── Task data

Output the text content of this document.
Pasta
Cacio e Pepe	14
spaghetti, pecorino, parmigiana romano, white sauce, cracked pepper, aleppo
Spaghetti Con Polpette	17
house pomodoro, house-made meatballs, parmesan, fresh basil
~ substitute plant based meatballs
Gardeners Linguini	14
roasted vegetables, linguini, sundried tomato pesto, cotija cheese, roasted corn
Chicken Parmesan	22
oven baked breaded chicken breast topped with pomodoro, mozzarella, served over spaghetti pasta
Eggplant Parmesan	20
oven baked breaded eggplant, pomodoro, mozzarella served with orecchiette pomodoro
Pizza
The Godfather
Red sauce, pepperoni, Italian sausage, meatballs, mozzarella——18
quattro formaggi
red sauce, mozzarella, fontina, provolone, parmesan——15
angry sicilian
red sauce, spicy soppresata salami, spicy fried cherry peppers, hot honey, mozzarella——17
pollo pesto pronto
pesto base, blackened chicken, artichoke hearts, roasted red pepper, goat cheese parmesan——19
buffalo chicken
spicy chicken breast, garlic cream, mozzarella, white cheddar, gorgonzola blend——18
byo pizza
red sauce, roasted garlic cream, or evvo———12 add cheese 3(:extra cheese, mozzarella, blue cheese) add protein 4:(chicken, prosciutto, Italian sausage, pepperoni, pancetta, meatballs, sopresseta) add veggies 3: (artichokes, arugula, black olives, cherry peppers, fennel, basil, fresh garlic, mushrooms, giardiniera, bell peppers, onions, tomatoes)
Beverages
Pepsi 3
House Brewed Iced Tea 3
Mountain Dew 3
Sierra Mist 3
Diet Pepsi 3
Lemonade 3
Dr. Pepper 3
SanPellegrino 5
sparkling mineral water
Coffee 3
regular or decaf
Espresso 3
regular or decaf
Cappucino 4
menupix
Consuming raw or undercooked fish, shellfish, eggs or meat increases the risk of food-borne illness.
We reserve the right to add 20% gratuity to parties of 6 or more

────

## Instructions to follow
Filter the records above for "with" and copy every matching line.

## Result below
oven baked breaded chicken breast topped with pomodoro, mozzarella, served over spaghetti pasta
oven baked breaded eggplant, pomodoro, mozzarella served with orecchiette pomodoro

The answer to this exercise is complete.